[YOUR TASK]:
Copy out, from the entries below, each line holding the string "JSON".

[DATA SHOWN]:

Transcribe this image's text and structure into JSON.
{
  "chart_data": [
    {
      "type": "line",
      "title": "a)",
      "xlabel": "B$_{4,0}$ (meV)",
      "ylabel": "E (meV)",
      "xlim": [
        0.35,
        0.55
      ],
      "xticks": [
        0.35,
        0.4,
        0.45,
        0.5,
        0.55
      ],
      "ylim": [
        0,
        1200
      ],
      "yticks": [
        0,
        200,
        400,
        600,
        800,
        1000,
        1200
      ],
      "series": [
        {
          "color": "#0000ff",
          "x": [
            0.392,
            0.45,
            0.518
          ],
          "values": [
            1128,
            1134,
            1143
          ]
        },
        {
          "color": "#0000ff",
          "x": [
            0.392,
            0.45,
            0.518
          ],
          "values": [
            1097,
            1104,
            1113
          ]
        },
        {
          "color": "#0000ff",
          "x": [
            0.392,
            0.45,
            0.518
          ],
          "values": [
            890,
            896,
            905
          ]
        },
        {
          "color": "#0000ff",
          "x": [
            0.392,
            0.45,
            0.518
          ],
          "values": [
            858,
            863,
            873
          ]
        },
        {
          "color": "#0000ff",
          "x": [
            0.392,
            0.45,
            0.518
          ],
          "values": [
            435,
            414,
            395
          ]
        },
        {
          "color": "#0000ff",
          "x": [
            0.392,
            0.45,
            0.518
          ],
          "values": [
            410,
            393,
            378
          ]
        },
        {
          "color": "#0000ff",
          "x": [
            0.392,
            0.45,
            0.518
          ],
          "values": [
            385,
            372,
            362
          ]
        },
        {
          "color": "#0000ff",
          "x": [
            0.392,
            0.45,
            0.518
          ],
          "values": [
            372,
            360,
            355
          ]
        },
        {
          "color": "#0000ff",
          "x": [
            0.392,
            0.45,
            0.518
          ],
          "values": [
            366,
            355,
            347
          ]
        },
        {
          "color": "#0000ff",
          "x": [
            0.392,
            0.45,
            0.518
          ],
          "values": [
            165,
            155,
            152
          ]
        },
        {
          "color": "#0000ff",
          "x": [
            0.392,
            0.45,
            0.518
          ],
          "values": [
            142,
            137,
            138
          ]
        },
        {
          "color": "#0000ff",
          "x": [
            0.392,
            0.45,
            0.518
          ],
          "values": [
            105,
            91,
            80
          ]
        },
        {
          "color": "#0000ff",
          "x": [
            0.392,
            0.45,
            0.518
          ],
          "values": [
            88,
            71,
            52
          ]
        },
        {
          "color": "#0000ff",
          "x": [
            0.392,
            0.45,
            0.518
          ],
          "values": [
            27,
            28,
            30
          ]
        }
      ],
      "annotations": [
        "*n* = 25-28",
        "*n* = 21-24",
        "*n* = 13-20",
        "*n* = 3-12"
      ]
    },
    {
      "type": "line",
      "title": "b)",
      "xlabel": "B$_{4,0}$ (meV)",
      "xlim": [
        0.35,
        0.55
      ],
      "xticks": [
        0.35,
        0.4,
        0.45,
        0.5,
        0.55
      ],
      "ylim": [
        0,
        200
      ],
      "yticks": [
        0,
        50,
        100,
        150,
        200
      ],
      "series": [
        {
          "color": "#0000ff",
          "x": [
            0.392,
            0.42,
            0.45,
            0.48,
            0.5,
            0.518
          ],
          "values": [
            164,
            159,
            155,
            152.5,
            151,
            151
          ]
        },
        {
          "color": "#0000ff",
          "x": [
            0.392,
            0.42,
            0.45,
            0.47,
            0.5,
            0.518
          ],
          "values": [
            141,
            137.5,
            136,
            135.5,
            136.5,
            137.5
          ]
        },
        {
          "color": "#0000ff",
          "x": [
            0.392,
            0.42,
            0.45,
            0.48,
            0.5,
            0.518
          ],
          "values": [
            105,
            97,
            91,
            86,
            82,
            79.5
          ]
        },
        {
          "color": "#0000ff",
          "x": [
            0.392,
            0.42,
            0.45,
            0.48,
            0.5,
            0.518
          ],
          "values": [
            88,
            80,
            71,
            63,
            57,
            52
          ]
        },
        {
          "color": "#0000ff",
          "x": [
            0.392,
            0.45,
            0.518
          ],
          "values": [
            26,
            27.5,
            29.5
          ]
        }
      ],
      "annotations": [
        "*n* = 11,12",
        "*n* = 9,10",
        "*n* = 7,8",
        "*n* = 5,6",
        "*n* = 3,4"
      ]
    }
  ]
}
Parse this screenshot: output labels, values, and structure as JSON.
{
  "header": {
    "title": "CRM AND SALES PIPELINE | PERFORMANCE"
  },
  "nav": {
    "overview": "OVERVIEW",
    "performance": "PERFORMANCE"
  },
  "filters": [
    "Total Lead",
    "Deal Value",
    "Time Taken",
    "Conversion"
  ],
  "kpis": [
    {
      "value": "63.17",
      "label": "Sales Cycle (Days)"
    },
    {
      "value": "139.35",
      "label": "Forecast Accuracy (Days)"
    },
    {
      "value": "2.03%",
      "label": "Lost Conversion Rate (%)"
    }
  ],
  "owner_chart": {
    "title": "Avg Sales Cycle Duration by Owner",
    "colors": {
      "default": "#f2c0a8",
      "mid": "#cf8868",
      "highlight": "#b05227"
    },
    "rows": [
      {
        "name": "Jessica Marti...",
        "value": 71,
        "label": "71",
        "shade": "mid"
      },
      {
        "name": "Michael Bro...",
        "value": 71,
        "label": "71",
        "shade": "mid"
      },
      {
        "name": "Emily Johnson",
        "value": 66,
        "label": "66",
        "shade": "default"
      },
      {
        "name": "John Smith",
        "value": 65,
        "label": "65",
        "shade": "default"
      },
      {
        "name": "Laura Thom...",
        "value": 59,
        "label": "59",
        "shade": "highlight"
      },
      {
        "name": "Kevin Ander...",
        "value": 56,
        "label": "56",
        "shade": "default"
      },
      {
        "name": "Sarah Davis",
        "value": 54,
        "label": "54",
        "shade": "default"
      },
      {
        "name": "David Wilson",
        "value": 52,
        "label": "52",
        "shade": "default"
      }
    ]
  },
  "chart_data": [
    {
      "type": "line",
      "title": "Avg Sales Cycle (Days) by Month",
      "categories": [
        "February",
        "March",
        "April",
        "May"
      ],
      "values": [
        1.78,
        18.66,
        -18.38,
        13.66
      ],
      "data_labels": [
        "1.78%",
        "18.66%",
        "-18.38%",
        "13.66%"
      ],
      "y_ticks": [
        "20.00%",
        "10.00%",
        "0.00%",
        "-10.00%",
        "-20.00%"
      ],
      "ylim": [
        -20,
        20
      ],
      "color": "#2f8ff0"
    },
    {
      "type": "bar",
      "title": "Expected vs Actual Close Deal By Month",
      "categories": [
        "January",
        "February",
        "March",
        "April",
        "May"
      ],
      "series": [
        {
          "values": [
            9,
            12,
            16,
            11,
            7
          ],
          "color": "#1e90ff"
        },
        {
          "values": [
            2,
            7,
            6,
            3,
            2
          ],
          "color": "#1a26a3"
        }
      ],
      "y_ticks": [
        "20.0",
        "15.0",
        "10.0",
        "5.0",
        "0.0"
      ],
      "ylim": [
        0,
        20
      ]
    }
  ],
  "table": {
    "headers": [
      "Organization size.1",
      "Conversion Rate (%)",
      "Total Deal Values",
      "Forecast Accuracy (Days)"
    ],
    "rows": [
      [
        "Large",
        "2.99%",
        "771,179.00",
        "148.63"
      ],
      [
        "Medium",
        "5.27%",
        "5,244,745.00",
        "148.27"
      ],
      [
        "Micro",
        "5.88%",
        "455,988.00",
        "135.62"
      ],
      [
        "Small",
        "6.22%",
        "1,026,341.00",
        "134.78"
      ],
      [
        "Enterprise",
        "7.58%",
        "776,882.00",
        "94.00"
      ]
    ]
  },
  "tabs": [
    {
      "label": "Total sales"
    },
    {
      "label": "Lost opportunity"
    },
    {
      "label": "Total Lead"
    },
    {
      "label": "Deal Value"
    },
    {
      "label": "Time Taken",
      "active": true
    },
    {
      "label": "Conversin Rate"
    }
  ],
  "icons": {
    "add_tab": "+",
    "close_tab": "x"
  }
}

[EXERCISE OUTPUT]:
Transcribe this image's text and structure into JSON.
Parse this screenshot: output labels, values, and structure as JSON.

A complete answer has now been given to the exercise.